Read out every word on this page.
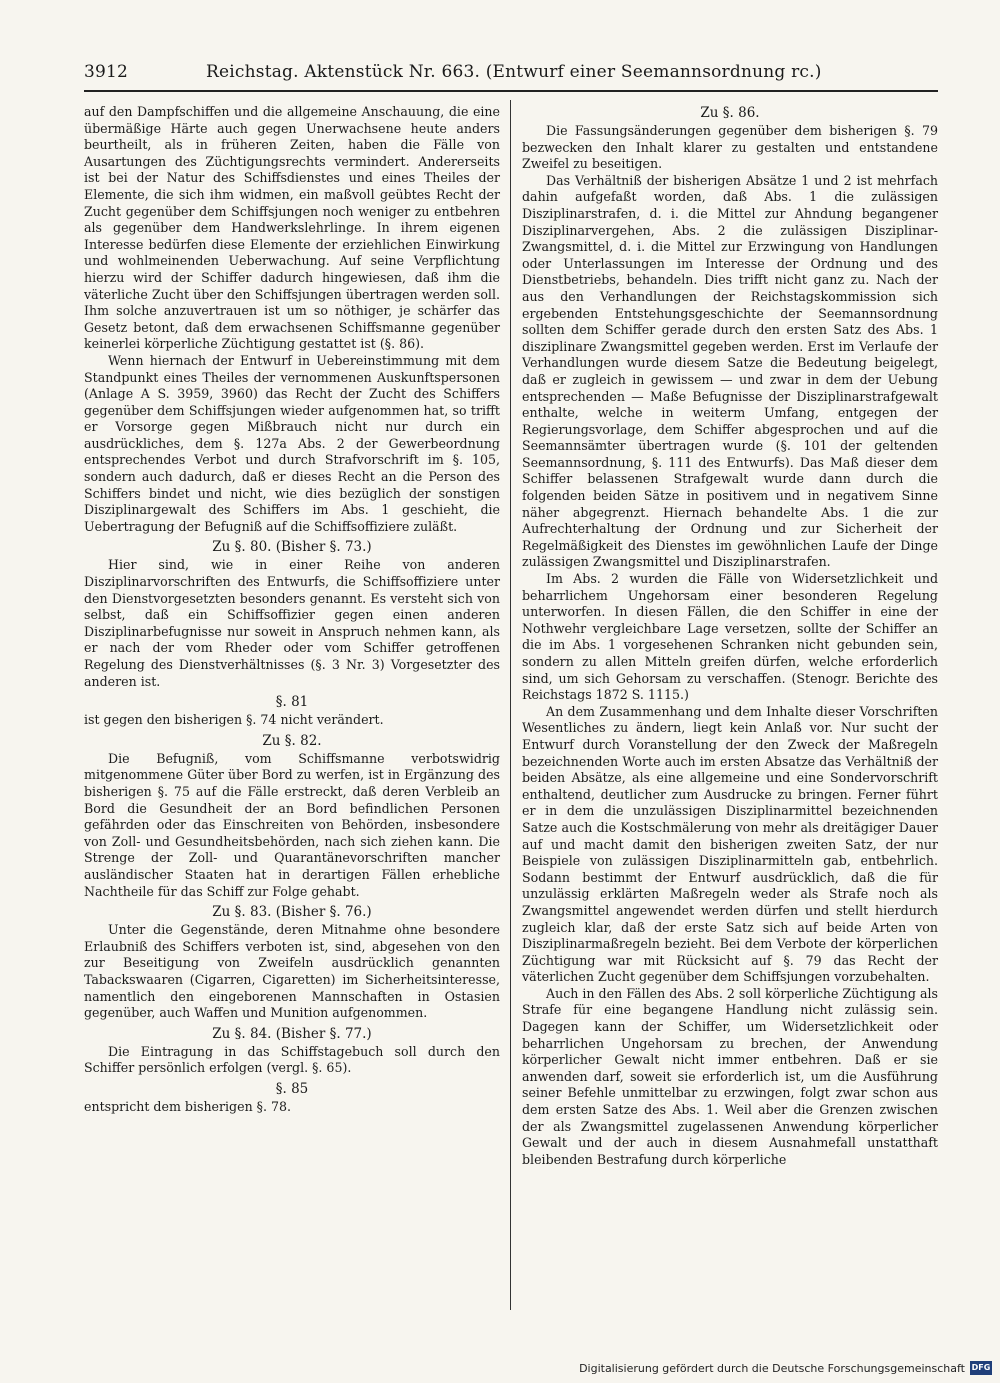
3912	Reichstag. Aktenstück Nr. 663. (Entwurf einer Seemannsordnung rc.)

auf den Dampfschiffen und die allgemeine Anschauung, die eine übermäßige Härte auch gegen Unerwachsene heute anders beurtheilt, als in früheren Zeiten, haben die Fälle von Ausartungen des Züchtigungsrechts vermindert. Andererseits ist bei der Natur des Schiffsdienstes und eines Theiles der Elemente, die sich ihm widmen, ein maßvoll geübtes Recht der Zucht gegenüber dem Schiffsjungen noch weniger zu entbehren als gegenüber dem Handwerkslehrlinge. In ihrem eigenen Interesse bedürfen diese Elemente der erziehlichen Einwirkung und wohlmeinenden Ueberwachung. Auf seine Verpflichtung hierzu wird der Schiffer dadurch hingewiesen, daß ihm die väterliche Zucht über den Schiffsjungen übertragen werden soll. Ihm solche anzuvertrauen ist um so nöthiger, je schärfer das Gesetz betont, daß dem erwachsenen Schiffsmanne gegenüber keinerlei körperliche Züchtigung gestattet ist (§. 86).

Wenn hiernach der Entwurf in Uebereinstimmung mit dem Standpunkt eines Theiles der vernommenen Auskunftspersonen (Anlage A S. 3959, 3960) das Recht der Zucht des Schiffers gegenüber dem Schiffsjungen wieder aufgenommen hat, so trifft er Vorsorge gegen Mißbrauch nicht nur durch ein ausdrückliches, dem §. 127a Abs. 2 der Gewerbeordnung entsprechendes Verbot und durch Strafvorschrift im §. 105, sondern auch dadurch, daß er dieses Recht an die Person des Schiffers bindet und nicht, wie dies bezüglich der sonstigen Disziplinargewalt des Schiffers im Abs. 1 geschieht, die Uebertragung der Befugniß auf die Schiffsoffiziere zuläßt.

Zu §. 80. (Bisher §. 73.)

Hier sind, wie in einer Reihe von anderen Disziplinarvorschriften des Entwurfs, die Schiffsoffiziere unter den Dienstvorgesetzten besonders genannt. Es versteht sich von selbst, daß ein Schiffsoffizier gegen einen anderen Disziplinarbefugnisse nur soweit in Anspruch nehmen kann, als er nach der vom Rheder oder vom Schiffer getroffenen Regelung des Dienstverhältnisses (§. 3 Nr. 3) Vorgesetzter des anderen ist.

§. 81

ist gegen den bisherigen §. 74 nicht verändert.

Zu §. 82.

Die Befugniß, vom Schiffsmanne verbotswidrig mitgenommene Güter über Bord zu werfen, ist in Ergänzung des bisherigen §. 75 auf die Fälle erstreckt, daß deren Verbleib an Bord die Gesundheit der an Bord befindlichen Personen gefährden oder das Einschreiten von Behörden, insbesondere von Zoll- und Gesundheitsbehörden, nach sich ziehen kann. Die Strenge der Zoll- und Quarantänevorschriften mancher ausländischer Staaten hat in derartigen Fällen erhebliche Nachtheile für das Schiff zur Folge gehabt.

Zu §. 83. (Bisher §. 76.)

Unter die Gegenstände, deren Mitnahme ohne besondere Erlaubniß des Schiffers verboten ist, sind, abgesehen von den zur Beseitigung von Zweifeln ausdrücklich genannten Tabackswaaren (Cigarren, Cigaretten) im Sicherheitsinteresse, namentlich den eingeborenen Mannschaften in Ostasien gegenüber, auch Waffen und Munition aufgenommen.

Zu §. 84. (Bisher §. 77.)

Die Eintragung in das Schiffstagebuch soll durch den Schiffer persönlich erfolgen (vergl. §. 65).

§. 85

entspricht dem bisherigen §. 78.

Zu §. 86.

Die Fassungsänderungen gegenüber dem bisherigen §. 79 bezwecken den Inhalt klarer zu gestalten und entstandene Zweifel zu beseitigen.

Das Verhältniß der bisherigen Absätze 1 und 2 ist mehrfach dahin aufgefaßt worden, daß Abs. 1 die zulässigen Disziplinarstrafen, d. i. die Mittel zur Ahndung begangener Disziplinarvergehen, Abs. 2 die zulässigen Disziplinar-Zwangsmittel, d. i. die Mittel zur Erzwingung von Handlungen oder Unterlassungen im Interesse der Ordnung und des Dienstbetriebs, behandeln. Dies trifft nicht ganz zu. Nach der aus den Verhandlungen der Reichstagskommission sich ergebenden Entstehungsgeschichte der Seemannsordnung sollten dem Schiffer gerade durch den ersten Satz des Abs. 1 disziplinare Zwangsmittel gegeben werden. Erst im Verlaufe der Verhandlungen wurde diesem Satze die Bedeutung beigelegt, daß er zugleich in gewissem — und zwar in dem der Uebung entsprechenden — Maße Befugnisse der Disziplinarstrafgewalt enthalte, welche in weiterm Umfang, entgegen der Regierungsvorlage, dem Schiffer abgesprochen und auf die Seemannsämter übertragen wurde (§. 101 der geltenden Seemannsordnung, §. 111 des Entwurfs). Das Maß dieser dem Schiffer belassenen Strafgewalt wurde dann durch die folgenden beiden Sätze in positivem und in negativem Sinne näher abgegrenzt. Hiernach behandelte Abs. 1 die zur Aufrechterhaltung der Ordnung und zur Sicherheit der Regelmäßigkeit des Dienstes im gewöhnlichen Laufe der Dinge zulässigen Zwangsmittel und Disziplinarstrafen.

Im Abs. 2 wurden die Fälle von Widersetzlichkeit und beharrlichem Ungehorsam einer besonderen Regelung unterworfen. In diesen Fällen, die den Schiffer in eine der Nothwehr vergleichbare Lage versetzen, sollte der Schiffer an die im Abs. 1 vorgesehenen Schranken nicht gebunden sein, sondern zu allen Mitteln greifen dürfen, welche erforderlich sind, um sich Gehorsam zu verschaffen. (Stenogr. Berichte des Reichstags 1872 S. 1115.)

An dem Zusammenhang und dem Inhalte dieser Vorschriften Wesentliches zu ändern, liegt kein Anlaß vor. Nur sucht der Entwurf durch Voranstellung der den Zweck der Maßregeln bezeichnenden Worte auch im ersten Absatze das Verhältniß der beiden Absätze, als eine allgemeine und eine Sondervorschrift enthaltend, deutlicher zum Ausdrucke zu bringen. Ferner führt er in dem die unzulässigen Disziplinarmittel bezeichnenden Satze auch die Kostschmälerung von mehr als dreitägiger Dauer auf und macht damit den bisherigen zweiten Satz, der nur Beispiele von zulässigen Disziplinarmitteln gab, entbehrlich. Sodann bestimmt der Entwurf ausdrücklich, daß die für unzulässig erklärten Maßregeln weder als Strafe noch als Zwangsmittel angewendet werden dürfen und stellt hierdurch zugleich klar, daß der erste Satz sich auf beide Arten von Disziplinarmaßregeln bezieht. Bei dem Verbote der körperlichen Züchtigung war mit Rücksicht auf §. 79 das Recht der väterlichen Zucht gegenüber dem Schiffsjungen vorzubehalten.

Auch in den Fällen des Abs. 2 soll körperliche Züchtigung als Strafe für eine begangene Handlung nicht zulässig sein. Dagegen kann der Schiffer, um Widersetzlichkeit oder beharrlichen Ungehorsam zu brechen, der Anwendung körperlicher Gewalt nicht immer entbehren. Daß er sie anwenden darf, soweit sie erforderlich ist, um die Ausführung seiner Befehle unmittelbar zu erzwingen, folgt zwar schon aus dem ersten Satze des Abs. 1. Weil aber die Grenzen zwischen der als Zwangsmittel zugelassenen Anwendung körperlicher Gewalt und der auch in diesem Ausnahmefall unstatthaft bleibenden Bestrafung durch körperliche

Digitalisierung gefördert durch die Deutsche Forschungsgemeinschaft DFG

__________

What you have to do: Leave the images out and print each entry exactly.

Answer:
Read out every word on this page.
3912	Reichstag. Aktenstück Nr. 663. (Entwurf einer Seemannsordnung rc.)

auf den Dampfschiffen und die allgemeine Anschauung, die eine übermäßige Härte auch gegen Unerwachsene heute anders beurtheilt, als in früheren Zeiten, haben die Fälle von Ausartungen des Züchtigungsrechts vermindert. Andererseits ist bei der Natur des Schiffsdienstes und eines Theiles der Elemente, die sich ihm widmen, ein maßvoll geübtes Recht der Zucht gegenüber dem Schiffsjungen noch weniger zu entbehren als gegenüber dem Handwerkslehrlinge. In ihrem eigenen Interesse bedürfen diese Elemente der erziehlichen Einwirkung und wohlmeinenden Ueberwachung. Auf seine Verpflichtung hierzu wird der Schiffer dadurch hingewiesen, daß ihm die väterliche Zucht über den Schiffsjungen übertragen werden soll. Ihm solche anzuvertrauen ist um so nöthiger, je schärfer das Gesetz betont, daß dem erwachsenen Schiffsmanne gegenüber keinerlei körperliche Züchtigung gestattet ist (§. 86).

Wenn hiernach der Entwurf in Uebereinstimmung mit dem Standpunkt eines Theiles der vernommenen Auskunftspersonen (Anlage A S. 3959, 3960) das Recht der Zucht des Schiffers gegenüber dem Schiffsjungen wieder aufgenommen hat, so trifft er Vorsorge gegen Mißbrauch nicht nur durch ein ausdrückliches, dem §. 127a Abs. 2 der Gewerbeordnung entsprechendes Verbot und durch Strafvorschrift im §. 105, sondern auch dadurch, daß er dieses Recht an die Person des Schiffers bindet und nicht, wie dies bezüglich der sonstigen Disziplinargewalt des Schiffers im Abs. 1 geschieht, die Uebertragung der Befugniß auf die Schiffsoffiziere zuläßt.

Zu §. 80. (Bisher §. 73.)

Hier sind, wie in einer Reihe von anderen Disziplinarvorschriften des Entwurfs, die Schiffsoffiziere unter den Dienstvorgesetzten besonders genannt. Es versteht sich von selbst, daß ein Schiffsoffizier gegen einen anderen Disziplinarbefugnisse nur soweit in Anspruch nehmen kann, als er nach der vom Rheder oder vom Schiffer getroffenen Regelung des Dienstverhältnisses (§. 3 Nr. 3) Vorgesetzter des anderen ist.

§. 81

ist gegen den bisherigen §. 74 nicht verändert.

Zu §. 82.

Die Befugniß, vom Schiffsmanne verbotswidrig mitgenommene Güter über Bord zu werfen, ist in Ergänzung des bisherigen §. 75 auf die Fälle erstreckt, daß deren Verbleib an Bord die Gesundheit der an Bord befindlichen Personen gefährden oder das Einschreiten von Behörden, insbesondere von Zoll- und Gesundheitsbehörden, nach sich ziehen kann. Die Strenge der Zoll- und Quarantänevorschriften mancher ausländischer Staaten hat in derartigen Fällen erhebliche Nachtheile für das Schiff zur Folge gehabt.

Zu §. 83. (Bisher §. 76.)

Unter die Gegenstände, deren Mitnahme ohne besondere Erlaubniß des Schiffers verboten ist, sind, abgesehen von den zur Beseitigung von Zweifeln ausdrücklich genannten Tabackswaaren (Cigarren, Cigaretten) im Sicherheitsinteresse, namentlich den eingeborenen Mannschaften in Ostasien gegenüber, auch Waffen und Munition aufgenommen.

Zu §. 84. (Bisher §. 77.)

Die Eintragung in das Schiffstagebuch soll durch den Schiffer persönlich erfolgen (vergl. §. 65).

§. 85

entspricht dem bisherigen §. 78.

Zu §. 86.

Die Fassungsänderungen gegenüber dem bisherigen §. 79 bezwecken den Inhalt klarer zu gestalten und entstandene Zweifel zu beseitigen.

Das Verhältniß der bisherigen Absätze 1 und 2 ist mehrfach dahin aufgefaßt worden, daß Abs. 1 die zulässigen Disziplinarstrafen, d. i. die Mittel zur Ahndung begangener Disziplinarvergehen, Abs. 2 die zulässigen Disziplinar-Zwangsmittel, d. i. die Mittel zur Erzwingung von Handlungen oder Unterlassungen im Interesse der Ordnung und des Dienstbetriebs, behandeln. Dies trifft nicht ganz zu. Nach der aus den Verhandlungen der Reichstagskommission sich ergebenden Entstehungsgeschichte der Seemannsordnung sollten dem Schiffer gerade durch den ersten Satz des Abs. 1 disziplinare Zwangsmittel gegeben werden. Erst im Verlaufe der Verhandlungen wurde diesem Satze die Bedeutung beigelegt, daß er zugleich in gewissem — und zwar in dem der Uebung entsprechenden — Maße Befugnisse der Disziplinarstrafgewalt enthalte, welche in weiterm Umfang, entgegen der Regierungsvorlage, dem Schiffer abgesprochen und auf die Seemannsämter übertragen wurde (§. 101 der geltenden Seemannsordnung, §. 111 des Entwurfs). Das Maß dieser dem Schiffer belassenen Strafgewalt wurde dann durch die folgenden beiden Sätze in positivem und in negativem Sinne näher abgegrenzt. Hiernach behandelte Abs. 1 die zur Aufrechterhaltung der Ordnung und zur Sicherheit der Regelmäßigkeit des Dienstes im gewöhnlichen Laufe der Dinge zulässigen Zwangsmittel und Disziplinarstrafen.

Im Abs. 2 wurden die Fälle von Widersetzlichkeit und beharrlichem Ungehorsam einer besonderen Regelung unterworfen. In diesen Fällen, die den Schiffer in eine der Nothwehr vergleichbare Lage versetzen, sollte der Schiffer an die im Abs. 1 vorgesehenen Schranken nicht gebunden sein, sondern zu allen Mitteln greifen dürfen, welche erforderlich sind, um sich Gehorsam zu verschaffen. (Stenogr. Berichte des Reichstags 1872 S. 1115.)

An dem Zusammenhang und dem Inhalte dieser Vorschriften Wesentliches zu ändern, liegt kein Anlaß vor. Nur sucht der Entwurf durch Voranstellung der den Zweck der Maßregeln bezeichnenden Worte auch im ersten Absatze das Verhältniß der beiden Absätze, als eine allgemeine und eine Sondervorschrift enthaltend, deutlicher zum Ausdrucke zu bringen. Ferner führt er in dem die unzulässigen Disziplinarmittel bezeichnenden Satze auch die Kostschmälerung von mehr als dreitägiger Dauer auf und macht damit den bisherigen zweiten Satz, der nur Beispiele von zulässigen Disziplinarmitteln gab, entbehrlich. Sodann bestimmt der Entwurf ausdrücklich, daß die für unzulässig erklärten Maßregeln weder als Strafe noch als Zwangsmittel angewendet werden dürfen und stellt hierdurch zugleich klar, daß der erste Satz sich auf beide Arten von Disziplinarmaßregeln bezieht. Bei dem Verbote der körperlichen Züchtigung war mit Rücksicht auf §. 79 das Recht der väterlichen Zucht gegenüber dem Schiffsjungen vorzubehalten.

Auch in den Fällen des Abs. 2 soll körperliche Züchtigung als Strafe für eine begangene Handlung nicht zulässig sein. Dagegen kann der Schiffer, um Widersetzlichkeit oder beharrlichen Ungehorsam zu brechen, der Anwendung körperlicher Gewalt nicht immer entbehren. Daß er sie anwenden darf, soweit sie erforderlich ist, um die Ausführung seiner Befehle unmittelbar zu erzwingen, folgt zwar schon aus dem ersten Satze des Abs. 1. Weil aber die Grenzen zwischen der als Zwangsmittel zugelassenen Anwendung körperlicher Gewalt und der auch in diesem Ausnahmefall unstatthaft bleibenden Bestrafung durch körperliche

Digitalisierung gefördert durch die Deutsche Forschungsgemeinschaft DFG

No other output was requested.